[BEGIN]
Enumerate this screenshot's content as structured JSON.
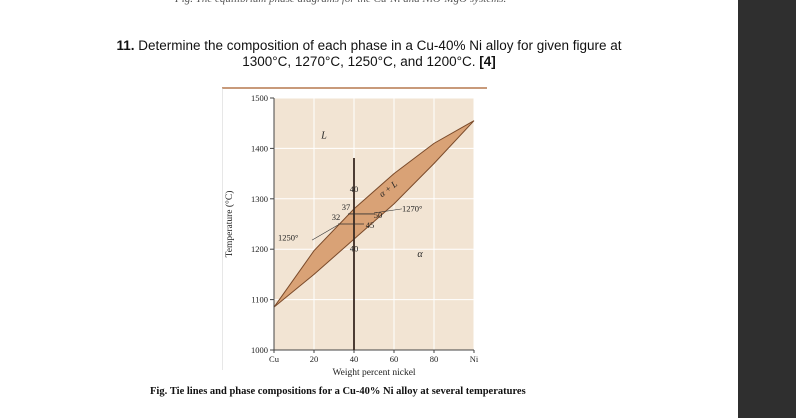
{
  "question": {
    "number": "11.",
    "text_line1": "Determine the composition of each phase in a Cu-40% Ni alloy for given figure at",
    "text_line2": "1300°C, 1270°C, 1250°C, and 1200°C.",
    "marks": "[4]"
  },
  "chart_data": {
    "type": "area",
    "ylabel": "Temperature (°C)",
    "xlabel": "Weight percent nickel",
    "x_ticks": [
      "Cu",
      "20",
      "40",
      "60",
      "80",
      "Ni"
    ],
    "x_tick_values": [
      0,
      20,
      40,
      60,
      80,
      100
    ],
    "y_ticks": [
      "1000",
      "1100",
      "1200",
      "1300",
      "1400",
      "1500"
    ],
    "y_tick_values": [
      1000,
      1100,
      1200,
      1300,
      1400,
      1500
    ],
    "xlim": [
      0,
      100
    ],
    "ylim": [
      1000,
      1500
    ],
    "grid": true,
    "liquidus": [
      [
        0,
        1085
      ],
      [
        20,
        1197
      ],
      [
        40,
        1280
      ],
      [
        60,
        1350
      ],
      [
        80,
        1410
      ],
      [
        100,
        1455
      ]
    ],
    "solidus": [
      [
        0,
        1085
      ],
      [
        20,
        1150
      ],
      [
        40,
        1220
      ],
      [
        60,
        1290
      ],
      [
        80,
        1370
      ],
      [
        100,
        1455
      ]
    ],
    "alloy_x": 40,
    "phase_labels": [
      "L",
      "α + L",
      "α"
    ],
    "annotations": {
      "t1270": "1270°",
      "t1250": "1250°",
      "c40_top": "40",
      "c37": "37",
      "c32": "32",
      "c50": "50",
      "c45": "45",
      "c40_bottom": "40"
    },
    "colors": {
      "two_phase_fill": "#d9a276",
      "background_fill": "#f2e4d3",
      "alloy_line": "#3a2a22",
      "frame_top": "#c89a7a"
    }
  },
  "caption": {
    "label": "Fig.",
    "text": "Tie lines and phase compositions for a Cu-40% Ni alloy at several temperatures"
  }
}
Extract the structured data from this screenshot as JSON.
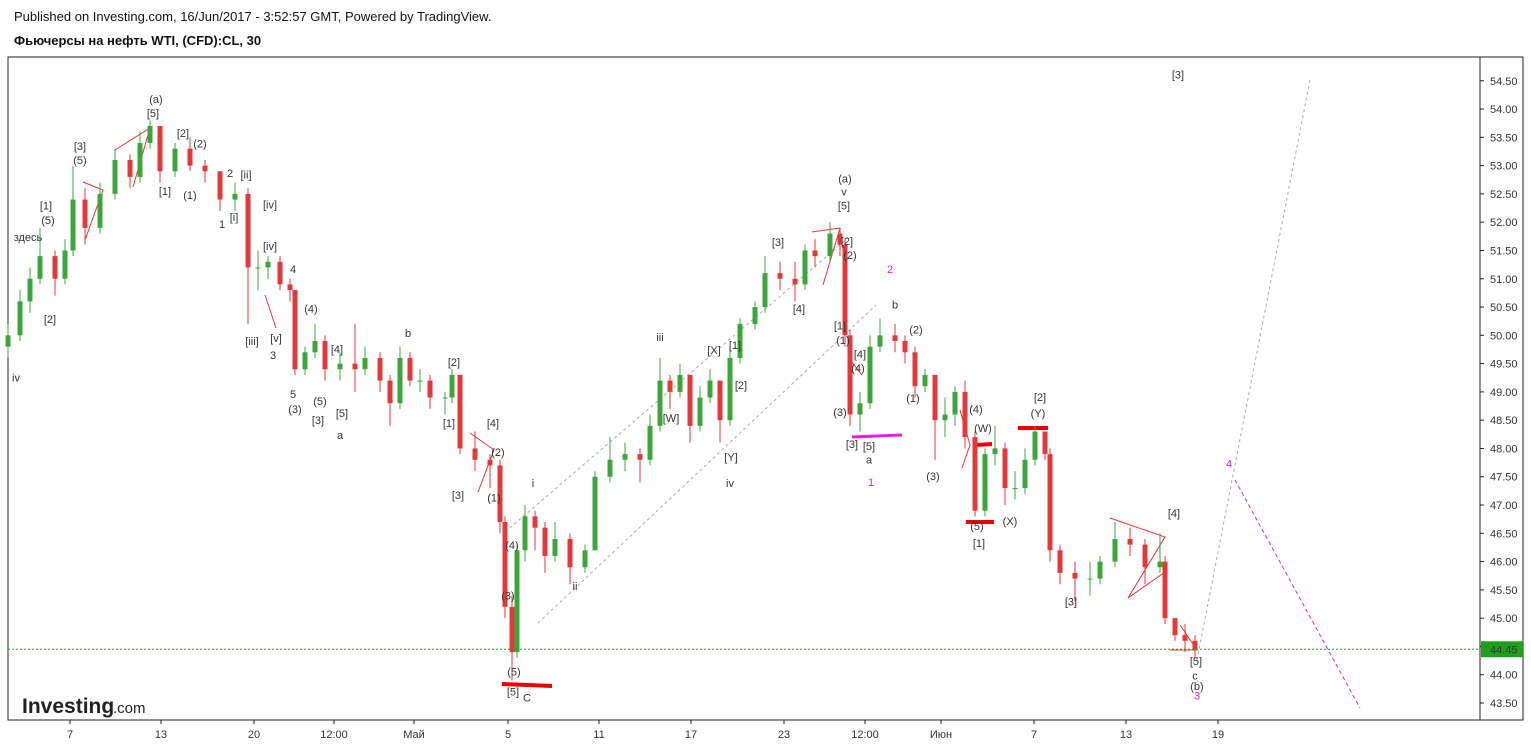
[END]
> [Requirements]: Print each line of the material above exactly, with the pictures removed from your copy.

> [Complete answer]:
Enumerate this screenshot's content as structured JSON.
{
  "question": {
    "number": "11.",
    "text_line1": "Determine the composition of each phase in a Cu-40% Ni alloy for given figure at",
    "text_line2": "1300°C, 1270°C, 1250°C, and 1200°C.",
    "marks": "[4]"
  },
  "chart_data": {
    "type": "area",
    "ylabel": "Temperature (°C)",
    "xlabel": "Weight percent nickel",
    "x_ticks": [
      "Cu",
      "20",
      "40",
      "60",
      "80",
      "Ni"
    ],
    "x_tick_values": [
      0,
      20,
      40,
      60,
      80,
      100
    ],
    "y_ticks": [
      "1000",
      "1100",
      "1200",
      "1300",
      "1400",
      "1500"
    ],
    "y_tick_values": [
      1000,
      1100,
      1200,
      1300,
      1400,
      1500
    ],
    "xlim": [
      0,
      100
    ],
    "ylim": [
      1000,
      1500
    ],
    "grid": true,
    "liquidus": [
      [
        0,
        1085
      ],
      [
        20,
        1197
      ],
      [
        40,
        1280
      ],
      [
        60,
        1350
      ],
      [
        80,
        1410
      ],
      [
        100,
        1455
      ]
    ],
    "solidus": [
      [
        0,
        1085
      ],
      [
        20,
        1150
      ],
      [
        40,
        1220
      ],
      [
        60,
        1290
      ],
      [
        80,
        1370
      ],
      [
        100,
        1455
      ]
    ],
    "alloy_x": 40,
    "phase_labels": [
      "L",
      "α + L",
      "α"
    ],
    "annotations": {
      "t1270": "1270°",
      "t1250": "1250°",
      "c40_top": "40",
      "c37": "37",
      "c32": "32",
      "c50": "50",
      "c45": "45",
      "c40_bottom": "40"
    },
    "colors": {
      "two_phase_fill": "#d9a276",
      "background_fill": "#f2e4d3",
      "alloy_line": "#3a2a22",
      "frame_top": "#c89a7a"
    }
  },
  "caption": {
    "label": "Fig.",
    "text": "Tie lines and phase compositions for a Cu-40% Ni alloy at several temperatures"
  }
}
Extract the structured data from this screenshot as JSON.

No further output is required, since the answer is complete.